Segment Open
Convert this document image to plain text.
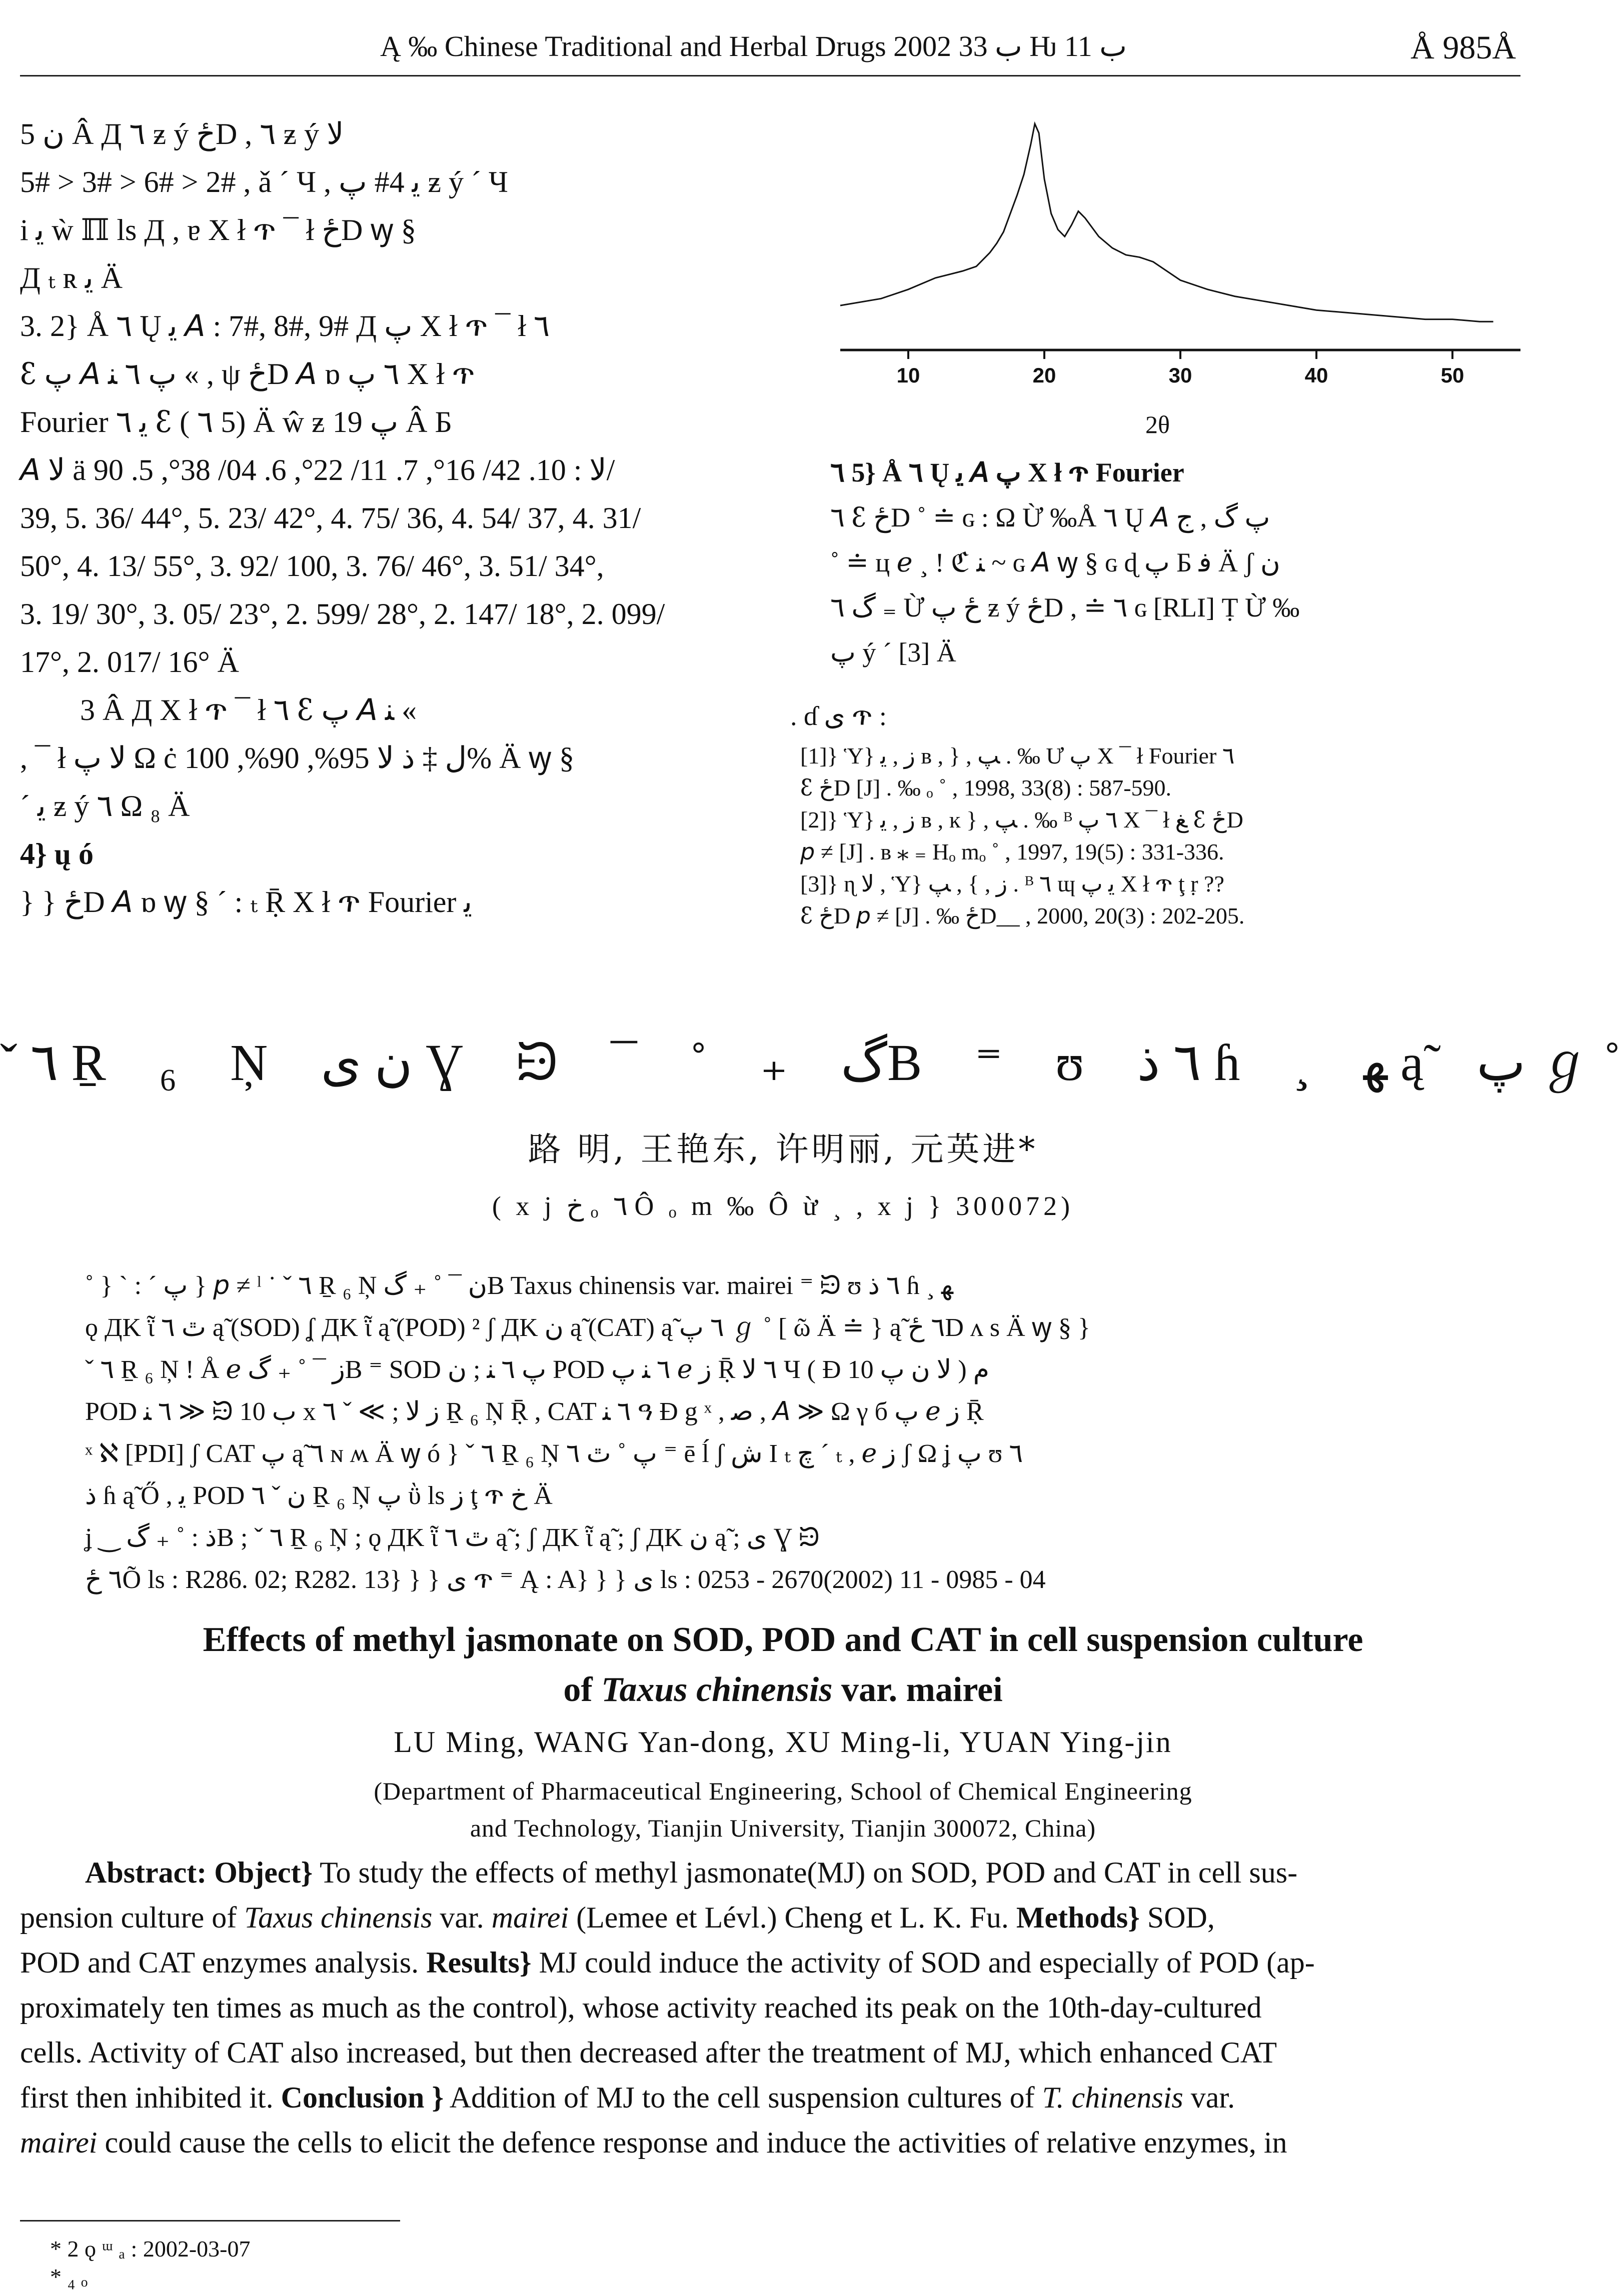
Ą ‰ Chinese Traditional and Herbal Drugs 2002 ب 33 Ƕ ب 11	Å 985Å

ن 5 Â Д ٦ ƶ ý ځD , ٦ ƶ ý ﻻ

5# > 3# > 6# > 2# , ǎ ´ Ч , ﯾ 4# ﭖ ƶ ý ´ Ч

i ﯾ ẁ ℿ ls Д , ɐ X ł ጥ ¯ ł ځD ꝡ §

Д ₜ ʀ ﯾ Ä

3. 2} Å ٦ Ų ﯾ 𝘈 : 7#, 8#, 9# Д ﭖ X ł ጥ ¯ ł ٦

ꜫ ﭖ 𝘈 ﭖ ٦ ﻨ « , ψ ځD 𝘈 ɒ ٦ ﭖ X ł ጥ

Fourier ﯾ ٦ ꜫ ( ٦ 5) Ä ŵ ƶ ﭖ 19 Â Б

𝘈 ﻻ ä ﻻ : 10. 42/ 16°, 7. 11/ 22°, 6. 04/ 38°, 5. 90/

39, 5. 36/ 44°, 5. 23/ 42°, 4. 75/ 36, 4. 54/ 37, 4. 31/

50°, 4. 13/ 55°, 3. 92/ 100, 3. 76/ 46°, 3. 51/ 34°,

3. 19/ 30°, 3. 05/ 23°, 2. 599/ 28°, 2. 147/ 18°, 2. 099/

17°, 2. 017/ 16° Ä

3 Â Д X ł ጥ ¯ ł ٦ ꜫ ﭖ 𝘈 ﻨ «

, ¯ ł ﻻ ﭖ Ω ċ ل ‡ ﺫ ﻻ 95%, 90%, 100% Ä ꝡ §

´ ﯾ ƶ ý ٦ Ω ₈ Ä

4} ų ó

} } ځD 𝘈 ɒ ꝡ § ´ : ₜ Ṝ X ł ጥ Fourier ﯾ

10	20	30	40	50
2θ

٦ 5} Å ٦ Ų ﯾ 𝘈 ﭖ X ł ጥ Fourier

٦ ꜫ ځD ˚ ≐ ɢ : Ω Ừ ‰Å ٦ Ų 𝘈 ﭖ گ , ج

˚ ≐ ц ℯ ¸ ! ℭ ﻨ ~ ɢ 𝘈 ꝡ § ɢ ɖ ﭖ Б ﻓ Ä ʃ ن

گ ٦ ₌ Ừ ځ ﭖ ƶ ý ځD , ≐ ٦ ɢ [RLI] Ṭ Ừ ‰

ﭖ ý ´ [3] Ä

. ɗ ى ጥ :

[1]} Ὑ} ﺯ , ﯾ ʙ , } , ﭗ . ‰ Ư ﭖ X ¯ ł Fourier ٦

ꜫ ځD [J] . ‰ ₒ ˚ , 1998, 33(8) : 587-590.

[2]} Ὑ} ﺯ , ﯾ ʙ , ĸ } , ﭗ . ‰ ᴮ ٦ ﭖ X ¯ ł ﻎ ꜫ ځD

𝘱 ≠ [J] . ʙ ⁎ ₌ Hₒ mₒ ˚ , 1997, 19(5) : 331-336.

[3]} ɳ ﻻ , Ὑ} ﺯ , } , ﭗ . ᴮ ٦ ɰ ﯾ ﭖ X ł ጥ ţ ṛ ??

ꜫ ځD 𝘱 ≠ [J] . ‰ ځD__ , 2000, 20(3) : 202-205.

ˇ ٦ Ṟ ₆ Ņ ن ى Ɣ ᙌ ¯ ˚ ₊ گB ⁼ ʊ ٦ ﺫ ɦ ¸ ﻬ ą̃ ﭖ ℊ ˚
路 明, 王艳东, 许明丽, 元英进*
( x j خ ₒ ٦ Ô ₒ m ‰ Ô ừ ¸ , x j } 300072)

˚ } ` : ˊ ﭖ } 𝘱 ≠ ˡ ˙ ˇ ٦ Ṟ ₆ Ņ ن ¯ ˚ ₊ گB Taxus chinensis var. mairei ⁼ ᙌ ʊ ٦ ﺫ ɦ ¸ ﻬ

ǫ ДK ῗ ٿ ٦ ą̃ (SOD) ʆ ДK ῗ ą̃ (POD) ² ʃ ДK ن ą̃ (CAT) ą̃ ٦ ﭖ ℊ ˚ [ ῶ Ä ≐ } ą̃ ٦ ځD ʌ s Ä ꝡ § }

ˇ ٦ Ṟ ₆ Ņ ! Å ℯ ﺯ ¯ ˚ ₊ گB ⁼ SOD ﭖ ٦ ﻨ ; ن POD ٦ ﻨ ﭖ ℯ ﺯ Ṝ ٦ ﻻ Ч ( Ð ﻻ ن ﭖ 10 ) م

POD ٦ ﻨ ≫ ᙌ ب 10 x ﺯ ﻻ ; ≫ ˇ ٦ Ṟ ₆ Ņ Ṝ , CAT ٦ ﻨ ዓ Ɖ g ˣ , ﺻ , 𝘈 ≫ Ω γ б ﭖ ℯ ﺯ Ṝ

ˣ ℵ [PDI] ʃ CAT ﭖ ą̃ ٦ ɴ ʍ Ä ꝡ ó } ˇ ٦ Ṟ ₆ Ņ ﭖ ˚ ٿ ٦ ⁼ ē ĺ ʃ ﺵ I ₜ چ ´ ₜ , ℯ ﺯ ʃ Ω ʝ ﭖ ʊ ٦

ﺫ ɦ ą̃ Ő , ﯾ POD ن ˇ ٦ Ṟ ₆ Ņ ﭖ ῢ ls ﺯ ţ ጥ خ Ä

ʝ ‿ ﺫ : ˚ ₊ گB ; ˇ ٦ Ṟ ₆ Ņ ; ǫ ДK ῗ ٿ ٦ ą̃ ; ʃ ДK ῗ ą̃ ; ʃ ДK ن ą̃ ; ى Ɣ ᙌ

٦ ځÕ ls : R286. 02; R282. 13} } } ى ጥ ⁼ Ą : A} } } ى ls : 0253 - 2670(2002) 11 - 0985 - 04

Effects of methyl jasmonate on SOD, POD and CAT in cell suspension culture
of Taxus chinensis var. mairei
LU Ming, WANG Yan-dong, XU Ming-li, YUAN Ying-jin
(Department of Pharmaceutical Engineering, School of Chemical Engineering
and Technology, Tianjin University, Tianjin 300072, China)

Abstract: Object} To study the effects of methyl jasmonate(MJ) on SOD, POD and CAT in cell sus-

pension culture of Taxus chinensis var. mairei (Lemee et Lévl.) Cheng et L. K. Fu. Methods} SOD,

POD and CAT enzymes analysis. Results} MJ could induce the activity of SOD and especially of POD (ap-

proximately ten times as much as the control), whose activity reached its peak on the 10th-day-cultured

cells. Activity of CAT also increased, but then decreased after the treatment of MJ, which enhanced CAT

first then inhibited it. Conclusion } Addition of MJ to the cell suspension cultures of T. chinensis var.

mairei could cause the cells to elicit the defence response and induce the activities of relative enzymes, in

* 2 ǫ ᵚ ₐ : 2002-03-07

* ₄ ₒ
Segment Closed
[Action item] Give the listing above again word for word, without its pictures.

[Your response]
Convert this document image to plain text.
Ą ‰ Chinese Traditional and Herbal Drugs 2002 ب 33 Ƕ ب 11	Å 985Å

ن 5 Â Д ٦ ƶ ý ځD , ٦ ƶ ý ﻻ

5# > 3# > 6# > 2# , ǎ ´ Ч , ﯾ 4# ﭖ ƶ ý ´ Ч

i ﯾ ẁ ℿ ls Д , ɐ X ł ጥ ¯ ł ځD ꝡ §

Д ₜ ʀ ﯾ Ä

3. 2} Å ٦ Ų ﯾ 𝘈 : 7#, 8#, 9# Д ﭖ X ł ጥ ¯ ł ٦

ꜫ ﭖ 𝘈 ﭖ ٦ ﻨ « , ψ ځD 𝘈 ɒ ٦ ﭖ X ł ጥ

Fourier ﯾ ٦ ꜫ ( ٦ 5) Ä ŵ ƶ ﭖ 19 Â Б

𝘈 ﻻ ä ﻻ : 10. 42/ 16°, 7. 11/ 22°, 6. 04/ 38°, 5. 90/

39, 5. 36/ 44°, 5. 23/ 42°, 4. 75/ 36, 4. 54/ 37, 4. 31/

50°, 4. 13/ 55°, 3. 92/ 100, 3. 76/ 46°, 3. 51/ 34°,

3. 19/ 30°, 3. 05/ 23°, 2. 599/ 28°, 2. 147/ 18°, 2. 099/

17°, 2. 017/ 16° Ä

3 Â Д X ł ጥ ¯ ł ٦ ꜫ ﭖ 𝘈 ﻨ «

, ¯ ł ﻻ ﭖ Ω ċ ل ‡ ﺫ ﻻ 95%, 90%, 100% Ä ꝡ §

´ ﯾ ƶ ý ٦ Ω ₈ Ä

4} ų ó

} } ځD 𝘈 ɒ ꝡ § ´ : ₜ Ṝ X ł ጥ Fourier ﯾ

10	20	30	40	50
2θ

٦ 5} Å ٦ Ų ﯾ 𝘈 ﭖ X ł ጥ Fourier

٦ ꜫ ځD ˚ ≐ ɢ : Ω Ừ ‰Å ٦ Ų 𝘈 ﭖ گ , ج

˚ ≐ ц ℯ ¸ ! ℭ ﻨ ~ ɢ 𝘈 ꝡ § ɢ ɖ ﭖ Б ﻓ Ä ʃ ن

گ ٦ ₌ Ừ ځ ﭖ ƶ ý ځD , ≐ ٦ ɢ [RLI] Ṭ Ừ ‰

ﭖ ý ´ [3] Ä

. ɗ ى ጥ :

[1]} Ὑ} ﺯ , ﯾ ʙ , } , ﭗ . ‰ Ư ﭖ X ¯ ł Fourier ٦

ꜫ ځD [J] . ‰ ₒ ˚ , 1998, 33(8) : 587-590.

[2]} Ὑ} ﺯ , ﯾ ʙ , ĸ } , ﭗ . ‰ ᴮ ٦ ﭖ X ¯ ł ﻎ ꜫ ځD

𝘱 ≠ [J] . ʙ ⁎ ₌ Hₒ mₒ ˚ , 1997, 19(5) : 331-336.

[3]} ɳ ﻻ , Ὑ} ﺯ , } , ﭗ . ᴮ ٦ ɰ ﯾ ﭖ X ł ጥ ţ ṛ ??

ꜫ ځD 𝘱 ≠ [J] . ‰ ځD__ , 2000, 20(3) : 202-205.

ˇ ٦ Ṟ ₆ Ņ ن ى Ɣ ᙌ ¯ ˚ ₊ گB ⁼ ʊ ٦ ﺫ ɦ ¸ ﻬ ą̃ ﭖ ℊ ˚
路 明, 王艳东, 许明丽, 元英进*
( x j خ ₒ ٦ Ô ₒ m ‰ Ô ừ ¸ , x j } 300072)

˚ } ` : ˊ ﭖ } 𝘱 ≠ ˡ ˙ ˇ ٦ Ṟ ₆ Ņ ن ¯ ˚ ₊ گB Taxus chinensis var. mairei ⁼ ᙌ ʊ ٦ ﺫ ɦ ¸ ﻬ

ǫ ДK ῗ ٿ ٦ ą̃ (SOD) ʆ ДK ῗ ą̃ (POD) ² ʃ ДK ن ą̃ (CAT) ą̃ ٦ ﭖ ℊ ˚ [ ῶ Ä ≐ } ą̃ ٦ ځD ʌ s Ä ꝡ § }

ˇ ٦ Ṟ ₆ Ņ ! Å ℯ ﺯ ¯ ˚ ₊ گB ⁼ SOD ﭖ ٦ ﻨ ; ن POD ٦ ﻨ ﭖ ℯ ﺯ Ṝ ٦ ﻻ Ч ( Ð ﻻ ن ﭖ 10 ) م

POD ٦ ﻨ ≫ ᙌ ب 10 x ﺯ ﻻ ; ≫ ˇ ٦ Ṟ ₆ Ņ Ṝ , CAT ٦ ﻨ ዓ Ɖ g ˣ , ﺻ , 𝘈 ≫ Ω γ б ﭖ ℯ ﺯ Ṝ

ˣ ℵ [PDI] ʃ CAT ﭖ ą̃ ٦ ɴ ʍ Ä ꝡ ó } ˇ ٦ Ṟ ₆ Ņ ﭖ ˚ ٿ ٦ ⁼ ē ĺ ʃ ﺵ I ₜ چ ´ ₜ , ℯ ﺯ ʃ Ω ʝ ﭖ ʊ ٦

ﺫ ɦ ą̃ Ő , ﯾ POD ن ˇ ٦ Ṟ ₆ Ņ ﭖ ῢ ls ﺯ ţ ጥ خ Ä

ʝ ‿ ﺫ : ˚ ₊ گB ; ˇ ٦ Ṟ ₆ Ņ ; ǫ ДK ῗ ٿ ٦ ą̃ ; ʃ ДK ῗ ą̃ ; ʃ ДK ن ą̃ ; ى Ɣ ᙌ

٦ ځÕ ls : R286. 02; R282. 13} } } ى ጥ ⁼ Ą : A} } } ى ls : 0253 - 2670(2002) 11 - 0985 - 04

Effects of methyl jasmonate on SOD, POD and CAT in cell suspension culture
of Taxus chinensis var. mairei
LU Ming, WANG Yan-dong, XU Ming-li, YUAN Ying-jin
(Department of Pharmaceutical Engineering, School of Chemical Engineering
and Technology, Tianjin University, Tianjin 300072, China)

Abstract: Object} To study the effects of methyl jasmonate(MJ) on SOD, POD and CAT in cell sus-

pension culture of Taxus chinensis var. mairei (Lemee et Lévl.) Cheng et L. K. Fu. Methods} SOD,

POD and CAT enzymes analysis. Results} MJ could induce the activity of SOD and especially of POD (ap-

proximately ten times as much as the control), whose activity reached its peak on the 10th-day-cultured

cells. Activity of CAT also increased, but then decreased after the treatment of MJ, which enhanced CAT

first then inhibited it. Conclusion } Addition of MJ to the cell suspension cultures of T. chinensis var.

mairei could cause the cells to elicit the defence response and induce the activities of relative enzymes, in

* 2 ǫ ᵚ ₐ : 2002-03-07

* ₄ ₒ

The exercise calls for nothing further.